#### Supplied records

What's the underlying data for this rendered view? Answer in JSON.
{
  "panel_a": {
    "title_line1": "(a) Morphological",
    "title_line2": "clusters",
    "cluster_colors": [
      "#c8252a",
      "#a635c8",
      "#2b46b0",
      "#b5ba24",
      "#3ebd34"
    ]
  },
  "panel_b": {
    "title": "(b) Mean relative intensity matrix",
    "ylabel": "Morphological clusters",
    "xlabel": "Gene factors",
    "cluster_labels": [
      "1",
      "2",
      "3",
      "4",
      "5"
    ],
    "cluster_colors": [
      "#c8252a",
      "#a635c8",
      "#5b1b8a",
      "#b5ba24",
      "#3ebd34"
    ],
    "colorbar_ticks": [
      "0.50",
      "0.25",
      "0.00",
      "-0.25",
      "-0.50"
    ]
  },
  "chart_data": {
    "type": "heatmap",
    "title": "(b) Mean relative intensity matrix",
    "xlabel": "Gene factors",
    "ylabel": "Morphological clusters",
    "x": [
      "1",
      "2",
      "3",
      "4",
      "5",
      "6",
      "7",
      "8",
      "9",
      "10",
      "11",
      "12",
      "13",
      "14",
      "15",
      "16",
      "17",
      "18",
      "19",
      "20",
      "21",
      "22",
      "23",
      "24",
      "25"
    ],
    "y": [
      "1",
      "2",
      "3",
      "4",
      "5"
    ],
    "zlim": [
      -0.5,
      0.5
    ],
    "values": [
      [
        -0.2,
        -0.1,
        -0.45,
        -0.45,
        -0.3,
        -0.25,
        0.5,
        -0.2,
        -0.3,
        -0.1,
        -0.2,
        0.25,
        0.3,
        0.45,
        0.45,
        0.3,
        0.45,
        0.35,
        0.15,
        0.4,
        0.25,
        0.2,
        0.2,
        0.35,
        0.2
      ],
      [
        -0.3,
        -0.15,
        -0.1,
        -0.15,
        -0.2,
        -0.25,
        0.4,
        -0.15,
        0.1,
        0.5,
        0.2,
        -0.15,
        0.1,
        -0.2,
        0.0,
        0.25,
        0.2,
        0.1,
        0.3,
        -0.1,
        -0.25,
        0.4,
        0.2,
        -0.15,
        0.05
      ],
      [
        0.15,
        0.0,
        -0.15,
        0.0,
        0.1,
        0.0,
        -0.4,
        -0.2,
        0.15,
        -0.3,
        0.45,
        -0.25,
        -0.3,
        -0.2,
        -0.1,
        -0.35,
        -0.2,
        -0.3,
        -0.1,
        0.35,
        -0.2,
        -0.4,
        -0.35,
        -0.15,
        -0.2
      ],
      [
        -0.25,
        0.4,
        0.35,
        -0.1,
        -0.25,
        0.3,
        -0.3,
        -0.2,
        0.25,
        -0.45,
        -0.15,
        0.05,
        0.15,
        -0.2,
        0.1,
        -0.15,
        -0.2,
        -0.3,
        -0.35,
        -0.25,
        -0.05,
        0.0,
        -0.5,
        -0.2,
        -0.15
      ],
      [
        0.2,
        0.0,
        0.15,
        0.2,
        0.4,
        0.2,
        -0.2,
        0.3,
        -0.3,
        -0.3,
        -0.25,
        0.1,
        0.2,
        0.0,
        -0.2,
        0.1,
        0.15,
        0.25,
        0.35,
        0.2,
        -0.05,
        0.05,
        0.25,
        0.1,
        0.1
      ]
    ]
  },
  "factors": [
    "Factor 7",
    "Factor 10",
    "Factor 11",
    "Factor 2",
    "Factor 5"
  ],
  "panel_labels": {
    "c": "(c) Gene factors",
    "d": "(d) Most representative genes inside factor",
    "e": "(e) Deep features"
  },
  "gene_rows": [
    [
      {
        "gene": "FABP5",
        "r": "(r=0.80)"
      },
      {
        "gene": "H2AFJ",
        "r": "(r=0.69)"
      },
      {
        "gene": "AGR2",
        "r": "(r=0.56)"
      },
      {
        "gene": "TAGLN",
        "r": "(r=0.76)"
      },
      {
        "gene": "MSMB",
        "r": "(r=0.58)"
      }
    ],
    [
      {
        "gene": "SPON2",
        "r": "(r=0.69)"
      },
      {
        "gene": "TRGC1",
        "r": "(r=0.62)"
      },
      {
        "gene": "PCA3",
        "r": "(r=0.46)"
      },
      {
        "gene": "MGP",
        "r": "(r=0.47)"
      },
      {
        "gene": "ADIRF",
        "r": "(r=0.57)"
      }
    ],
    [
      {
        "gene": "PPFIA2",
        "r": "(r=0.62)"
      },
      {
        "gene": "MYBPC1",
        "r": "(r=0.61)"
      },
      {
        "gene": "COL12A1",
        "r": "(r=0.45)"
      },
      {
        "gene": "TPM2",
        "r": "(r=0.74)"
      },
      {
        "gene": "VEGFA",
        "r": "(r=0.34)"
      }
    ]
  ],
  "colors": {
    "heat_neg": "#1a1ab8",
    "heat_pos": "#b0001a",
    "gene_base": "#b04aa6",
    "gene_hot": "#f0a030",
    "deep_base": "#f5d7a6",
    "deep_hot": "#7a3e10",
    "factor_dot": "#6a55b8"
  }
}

########

(Problem details): With no line skipped, output the listing in full.

(Solution):
What's the underlying data for this rendered view? Answer in JSON.
{
  "panel_a": {
    "title_line1": "(a) Morphological",
    "title_line2": "clusters",
    "cluster_colors": [
      "#c8252a",
      "#a635c8",
      "#2b46b0",
      "#b5ba24",
      "#3ebd34"
    ]
  },
  "panel_b": {
    "title": "(b) Mean relative intensity matrix",
    "ylabel": "Morphological clusters",
    "xlabel": "Gene factors",
    "cluster_labels": [
      "1",
      "2",
      "3",
      "4",
      "5"
    ],
    "cluster_colors": [
      "#c8252a",
      "#a635c8",
      "#5b1b8a",
      "#b5ba24",
      "#3ebd34"
    ],
    "colorbar_ticks": [
      "0.50",
      "0.25",
      "0.00",
      "-0.25",
      "-0.50"
    ]
  },
  "chart_data": {
    "type": "heatmap",
    "title": "(b) Mean relative intensity matrix",
    "xlabel": "Gene factors",
    "ylabel": "Morphological clusters",
    "x": [
      "1",
      "2",
      "3",
      "4",
      "5",
      "6",
      "7",
      "8",
      "9",
      "10",
      "11",
      "12",
      "13",
      "14",
      "15",
      "16",
      "17",
      "18",
      "19",
      "20",
      "21",
      "22",
      "23",
      "24",
      "25"
    ],
    "y": [
      "1",
      "2",
      "3",
      "4",
      "5"
    ],
    "zlim": [
      -0.5,
      0.5
    ],
    "values": [
      [
        -0.2,
        -0.1,
        -0.45,
        -0.45,
        -0.3,
        -0.25,
        0.5,
        -0.2,
        -0.3,
        -0.1,
        -0.2,
        0.25,
        0.3,
        0.45,
        0.45,
        0.3,
        0.45,
        0.35,
        0.15,
        0.4,
        0.25,
        0.2,
        0.2,
        0.35,
        0.2
      ],
      [
        -0.3,
        -0.15,
        -0.1,
        -0.15,
        -0.2,
        -0.25,
        0.4,
        -0.15,
        0.1,
        0.5,
        0.2,
        -0.15,
        0.1,
        -0.2,
        0.0,
        0.25,
        0.2,
        0.1,
        0.3,
        -0.1,
        -0.25,
        0.4,
        0.2,
        -0.15,
        0.05
      ],
      [
        0.15,
        0.0,
        -0.15,
        0.0,
        0.1,
        0.0,
        -0.4,
        -0.2,
        0.15,
        -0.3,
        0.45,
        -0.25,
        -0.3,
        -0.2,
        -0.1,
        -0.35,
        -0.2,
        -0.3,
        -0.1,
        0.35,
        -0.2,
        -0.4,
        -0.35,
        -0.15,
        -0.2
      ],
      [
        -0.25,
        0.4,
        0.35,
        -0.1,
        -0.25,
        0.3,
        -0.3,
        -0.2,
        0.25,
        -0.45,
        -0.15,
        0.05,
        0.15,
        -0.2,
        0.1,
        -0.15,
        -0.2,
        -0.3,
        -0.35,
        -0.25,
        -0.05,
        0.0,
        -0.5,
        -0.2,
        -0.15
      ],
      [
        0.2,
        0.0,
        0.15,
        0.2,
        0.4,
        0.2,
        -0.2,
        0.3,
        -0.3,
        -0.3,
        -0.25,
        0.1,
        0.2,
        0.0,
        -0.2,
        0.1,
        0.15,
        0.25,
        0.35,
        0.2,
        -0.05,
        0.05,
        0.25,
        0.1,
        0.1
      ]
    ]
  },
  "factors": [
    "Factor 7",
    "Factor 10",
    "Factor 11",
    "Factor 2",
    "Factor 5"
  ],
  "panel_labels": {
    "c": "(c) Gene factors",
    "d": "(d) Most representative genes inside factor",
    "e": "(e) Deep features"
  },
  "gene_rows": [
    [
      {
        "gene": "FABP5",
        "r": "(r=0.80)"
      },
      {
        "gene": "H2AFJ",
        "r": "(r=0.69)"
      },
      {
        "gene": "AGR2",
        "r": "(r=0.56)"
      },
      {
        "gene": "TAGLN",
        "r": "(r=0.76)"
      },
      {
        "gene": "MSMB",
        "r": "(r=0.58)"
      }
    ],
    [
      {
        "gene": "SPON2",
        "r": "(r=0.69)"
      },
      {
        "gene": "TRGC1",
        "r": "(r=0.62)"
      },
      {
        "gene": "PCA3",
        "r": "(r=0.46)"
      },
      {
        "gene": "MGP",
        "r": "(r=0.47)"
      },
      {
        "gene": "ADIRF",
        "r": "(r=0.57)"
      }
    ],
    [
      {
        "gene": "PPFIA2",
        "r": "(r=0.62)"
      },
      {
        "gene": "MYBPC1",
        "r": "(r=0.61)"
      },
      {
        "gene": "COL12A1",
        "r": "(r=0.45)"
      },
      {
        "gene": "TPM2",
        "r": "(r=0.74)"
      },
      {
        "gene": "VEGFA",
        "r": "(r=0.34)"
      }
    ]
  ],
  "colors": {
    "heat_neg": "#1a1ab8",
    "heat_pos": "#b0001a",
    "gene_base": "#b04aa6",
    "gene_hot": "#f0a030",
    "deep_base": "#f5d7a6",
    "deep_hot": "#7a3e10",
    "factor_dot": "#6a55b8"
  }
}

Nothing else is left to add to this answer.